=== Entries taken from a collection ===
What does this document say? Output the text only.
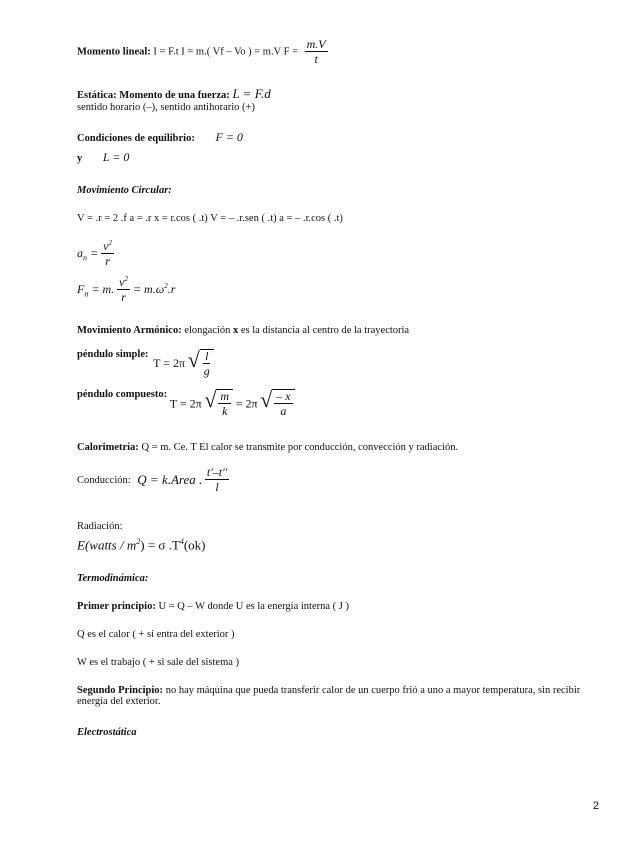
Momento lineal: I = F.t I = m.( Vf – Vo ) = m.V $F = \frac{m.V}{t}$
Estática: Momento de una fuerza: L = F.d
sentido horario (–), sentido antihorario (+)
Condiciones de equilibrio: F = 0
y L = 0
Movimiento Circular:
V = .r = 2 .f a = .r x = r.cos ( .t) V = – .r.sen ( .t) a = – .r.cos ( .t)
$a_n = \frac{v^2}{r}$
$F_n = m$. $\frac{v^2}{r} = m.\omega^2.r$
Movimiento Armónico: elongación x es la distancia al centro de la trayectoria
péndulo simple: T = 2π √ $\frac{l}{g}$
péndulo compuesto: T = 2π √ $\frac{m}{k} = 2\pi$ √ $\frac{- x}{a}$
Calorimetría: Q = m. Ce. T El calor se transmite por conducción, convección y radiación.
Conducción: Q = k.Area . $\frac{t'-t''}{l}$
Radiación:
E(watts / $m^2) = \sigma$ $.T^4(ok)$
Termodinámica:
Primer principio: U = Q – W donde U es la energía interna ( J )
Q es el calor ( + si entra del exterior )
W es el trabajo ( + si sale del sistema )
Segundo Principio: no hay máquina que pueda transferir calor de un cuerpo frió a uno a mayor temperatura, sin recibir energía del exterior.
Electrostática
2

=== What is asked ===
Pictures are to be left out; the records above must be repeated word for word.

=== Reply to the exercise ===
What does this document say? Output the text only.
Momento lineal: I = F.t I = m.( Vf – Vo ) = m.V $F = \frac{m.V}{t}$
Estática: Momento de una fuerza: L = F.d
sentido horario (–), sentido antihorario (+)
Condiciones de equilibrio: F = 0
y L = 0
Movimiento Circular:
V = .r = 2 .f a = .r x = r.cos ( .t) V = – .r.sen ( .t) a = – .r.cos ( .t)
$a_n = \frac{v^2}{r}$
$F_n = m$. $\frac{v^2}{r} = m.\omega^2.r$
Movimiento Armónico: elongación x es la distancia al centro de la trayectoria
péndulo simple: T = 2π √ $\frac{l}{g}$
péndulo compuesto: T = 2π √ $\frac{m}{k} = 2\pi$ √ $\frac{- x}{a}$
Calorimetría: Q = m. Ce. T El calor se transmite por conducción, convección y radiación.
Conducción: Q = k.Area . $\frac{t'-t''}{l}$
Radiación:
E(watts / $m^2) = \sigma$ $.T^4(ok)$
Termodinámica:
Primer principio: U = Q – W donde U es la energía interna ( J )
Q es el calor ( + si entra del exterior )
W es el trabajo ( + si sale del sistema )
Segundo Principio: no hay máquina que pueda transferir calor de un cuerpo frió a uno a mayor temperatura, sin recibir energía del exterior.
Electrostática
2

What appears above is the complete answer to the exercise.